(Goal): All of the records below need to be copied exactly.

(Exercise materials):
|---|

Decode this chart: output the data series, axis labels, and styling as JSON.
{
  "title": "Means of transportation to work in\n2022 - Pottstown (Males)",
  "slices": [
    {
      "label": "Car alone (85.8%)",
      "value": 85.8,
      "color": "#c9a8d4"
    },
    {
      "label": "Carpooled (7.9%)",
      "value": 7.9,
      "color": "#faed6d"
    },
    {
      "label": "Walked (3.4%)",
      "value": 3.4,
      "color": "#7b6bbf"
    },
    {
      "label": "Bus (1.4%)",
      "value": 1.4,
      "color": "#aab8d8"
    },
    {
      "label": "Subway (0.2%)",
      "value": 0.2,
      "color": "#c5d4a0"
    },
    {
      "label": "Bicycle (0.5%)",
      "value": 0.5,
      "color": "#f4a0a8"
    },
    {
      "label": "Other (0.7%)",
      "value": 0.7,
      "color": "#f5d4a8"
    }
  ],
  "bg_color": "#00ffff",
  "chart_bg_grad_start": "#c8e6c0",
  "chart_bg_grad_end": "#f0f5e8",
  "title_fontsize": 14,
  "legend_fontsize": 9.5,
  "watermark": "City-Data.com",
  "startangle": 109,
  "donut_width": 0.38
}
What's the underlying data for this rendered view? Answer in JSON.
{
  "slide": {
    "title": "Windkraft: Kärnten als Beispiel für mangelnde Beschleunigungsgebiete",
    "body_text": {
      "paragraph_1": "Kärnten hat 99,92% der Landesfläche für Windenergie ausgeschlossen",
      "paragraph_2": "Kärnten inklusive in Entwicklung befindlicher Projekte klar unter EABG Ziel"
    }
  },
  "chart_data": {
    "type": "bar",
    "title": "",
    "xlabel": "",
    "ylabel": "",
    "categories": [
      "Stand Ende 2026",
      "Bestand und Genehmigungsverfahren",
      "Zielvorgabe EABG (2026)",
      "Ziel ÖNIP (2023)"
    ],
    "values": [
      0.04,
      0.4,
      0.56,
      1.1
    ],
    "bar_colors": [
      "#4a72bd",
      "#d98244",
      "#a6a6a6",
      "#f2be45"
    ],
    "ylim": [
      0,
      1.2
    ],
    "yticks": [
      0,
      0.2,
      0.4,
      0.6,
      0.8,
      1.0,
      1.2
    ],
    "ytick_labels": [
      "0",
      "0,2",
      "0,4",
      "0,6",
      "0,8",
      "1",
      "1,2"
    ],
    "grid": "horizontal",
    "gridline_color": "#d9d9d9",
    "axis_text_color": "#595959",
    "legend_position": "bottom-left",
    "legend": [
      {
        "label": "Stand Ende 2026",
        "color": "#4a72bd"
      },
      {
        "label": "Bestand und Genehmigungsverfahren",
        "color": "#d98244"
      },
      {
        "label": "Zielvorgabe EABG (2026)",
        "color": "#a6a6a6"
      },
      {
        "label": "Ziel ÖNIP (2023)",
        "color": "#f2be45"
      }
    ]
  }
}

|---|

(Result below):
Decode this chart: output the data series, axis labels, and styling as JSON.
{
  "title": "Means of transportation to work in\n2022 - Pottstown (Males)",
  "slices": [
    {
      "label": "Car alone (85.8%)",
      "value": 85.8,
      "color": "#c9a8d4"
    },
    {
      "label": "Carpooled (7.9%)",
      "value": 7.9,
      "color": "#faed6d"
    },
    {
      "label": "Walked (3.4%)",
      "value": 3.4,
      "color": "#7b6bbf"
    },
    {
      "label": "Bus (1.4%)",
      "value": 1.4,
      "color": "#aab8d8"
    },
    {
      "label": "Subway (0.2%)",
      "value": 0.2,
      "color": "#c5d4a0"
    },
    {
      "label": "Bicycle (0.5%)",
      "value": 0.5,
      "color": "#f4a0a8"
    },
    {
      "label": "Other (0.7%)",
      "value": 0.7,
      "color": "#f5d4a8"
    }
  ],
  "bg_color": "#00ffff",
  "chart_bg_grad_start": "#c8e6c0",
  "chart_bg_grad_end": "#f0f5e8",
  "title_fontsize": 14,
  "legend_fontsize": 9.5,
  "watermark": "City-Data.com",
  "startangle": 109,
  "donut_width": 0.38
}
What's the underlying data for this rendered view? Answer in JSON.
{
  "slide": {
    "title": "Windkraft: Kärnten als Beispiel für mangelnde Beschleunigungsgebiete",
    "body_text": {
      "paragraph_1": "Kärnten hat 99,92% der Landesfläche für Windenergie ausgeschlossen",
      "paragraph_2": "Kärnten inklusive in Entwicklung befindlicher Projekte klar unter EABG Ziel"
    }
  },
  "chart_data": {
    "type": "bar",
    "title": "",
    "xlabel": "",
    "ylabel": "",
    "categories": [
      "Stand Ende 2026",
      "Bestand und Genehmigungsverfahren",
      "Zielvorgabe EABG (2026)",
      "Ziel ÖNIP (2023)"
    ],
    "values": [
      0.04,
      0.4,
      0.56,
      1.1
    ],
    "bar_colors": [
      "#4a72bd",
      "#d98244",
      "#a6a6a6",
      "#f2be45"
    ],
    "ylim": [
      0,
      1.2
    ],
    "yticks": [
      0,
      0.2,
      0.4,
      0.6,
      0.8,
      1.0,
      1.2
    ],
    "ytick_labels": [
      "0",
      "0,2",
      "0,4",
      "0,6",
      "0,8",
      "1",
      "1,2"
    ],
    "grid": "horizontal",
    "gridline_color": "#d9d9d9",
    "axis_text_color": "#595959",
    "legend_position": "bottom-left",
    "legend": [
      {
        "label": "Stand Ende 2026",
        "color": "#4a72bd"
      },
      {
        "label": "Bestand und Genehmigungsverfahren",
        "color": "#d98244"
      },
      {
        "label": "Zielvorgabe EABG (2026)",
        "color": "#a6a6a6"
      },
      {
        "label": "Ziel ÖNIP (2023)",
        "color": "#f2be45"
      }
    ]
  }
}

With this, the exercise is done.